■ Provided material
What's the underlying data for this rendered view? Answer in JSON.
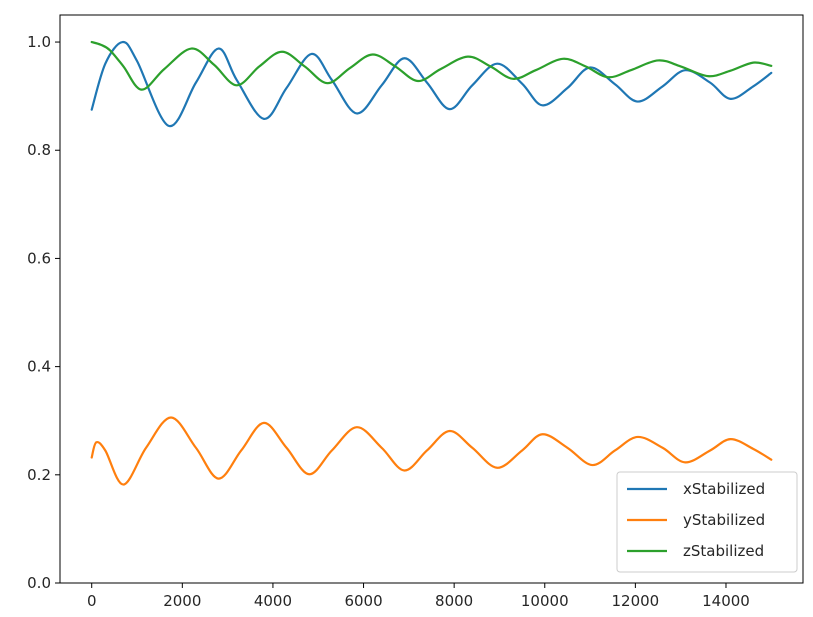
{
  "chart_data": {
    "type": "line",
    "title": "",
    "xlabel": "",
    "ylabel": "",
    "xlim": [
      -700,
      15700
    ],
    "ylim": [
      0.0,
      1.05
    ],
    "xticks": [
      0,
      2000,
      4000,
      6000,
      8000,
      10000,
      12000,
      14000
    ],
    "xtick_labels": [
      "0",
      "2000",
      "4000",
      "6000",
      "8000",
      "10000",
      "12000",
      "14000"
    ],
    "yticks": [
      0.0,
      0.2,
      0.4,
      0.6,
      0.8,
      1.0
    ],
    "ytick_labels": [
      "0.0",
      "0.2",
      "0.4",
      "0.6",
      "0.8",
      "1.0"
    ],
    "grid": false,
    "legend_position": "bottom-right",
    "series": [
      {
        "name": "xStabilized",
        "color": "#1f77b4",
        "x": [
          0,
          300,
          680,
          1000,
          1700,
          2300,
          2800,
          3200,
          3800,
          4300,
          4850,
          5300,
          5850,
          6400,
          6900,
          7400,
          7900,
          8400,
          8950,
          9500,
          9950,
          10500,
          11000,
          11550,
          12050,
          12600,
          13100,
          13650,
          14100,
          14600,
          15000
        ],
        "y": [
          0.875,
          0.96,
          1.0,
          0.965,
          0.845,
          0.925,
          0.988,
          0.93,
          0.858,
          0.915,
          0.978,
          0.93,
          0.868,
          0.92,
          0.97,
          0.925,
          0.876,
          0.92,
          0.96,
          0.923,
          0.883,
          0.915,
          0.953,
          0.922,
          0.89,
          0.918,
          0.948,
          0.925,
          0.895,
          0.918,
          0.943
        ]
      },
      {
        "name": "yStabilized",
        "color": "#ff7f0e",
        "x": [
          0,
          100,
          300,
          700,
          1200,
          1750,
          2300,
          2800,
          3300,
          3800,
          4300,
          4800,
          5300,
          5850,
          6400,
          6900,
          7400,
          7900,
          8400,
          8950,
          9500,
          9950,
          10500,
          11050,
          11550,
          12050,
          12600,
          13100,
          13650,
          14100,
          14600,
          15000
        ],
        "y": [
          0.232,
          0.26,
          0.245,
          0.182,
          0.25,
          0.306,
          0.25,
          0.193,
          0.245,
          0.296,
          0.25,
          0.201,
          0.245,
          0.288,
          0.25,
          0.208,
          0.245,
          0.281,
          0.25,
          0.213,
          0.245,
          0.275,
          0.25,
          0.218,
          0.245,
          0.27,
          0.25,
          0.223,
          0.245,
          0.266,
          0.248,
          0.228
        ]
      },
      {
        "name": "zStabilized",
        "color": "#2ca02c",
        "x": [
          0,
          200,
          400,
          700,
          1100,
          1600,
          2200,
          2700,
          3200,
          3700,
          4200,
          4700,
          5200,
          5700,
          6200,
          6700,
          7200,
          7700,
          8300,
          8800,
          9300,
          9800,
          10400,
          10900,
          11400,
          11900,
          12500,
          13000,
          13600,
          14100,
          14600,
          15000
        ],
        "y": [
          1.0,
          0.995,
          0.985,
          0.955,
          0.912,
          0.95,
          0.988,
          0.958,
          0.92,
          0.955,
          0.982,
          0.955,
          0.924,
          0.952,
          0.977,
          0.955,
          0.928,
          0.95,
          0.973,
          0.955,
          0.932,
          0.948,
          0.969,
          0.955,
          0.935,
          0.948,
          0.966,
          0.955,
          0.937,
          0.947,
          0.962,
          0.956
        ]
      }
    ]
  }
}
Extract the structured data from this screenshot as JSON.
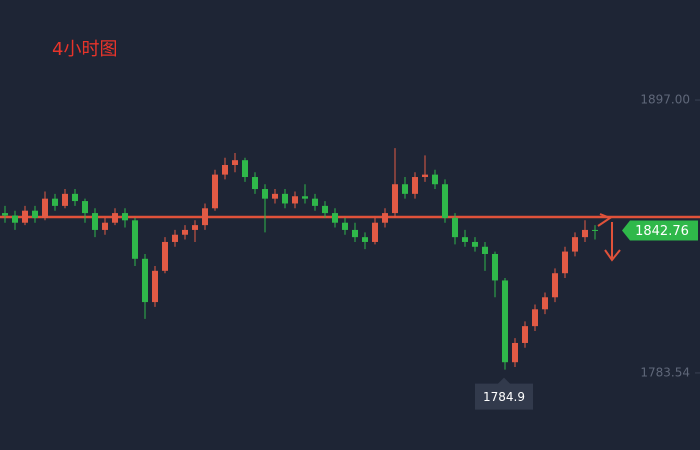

■ Given request
Look through the data above. Each line containing the word "name" needs to be copied.

■ The completed task
        "name": "xStabilized",
        "name": "yStabilized",
        "name": "zStabilized",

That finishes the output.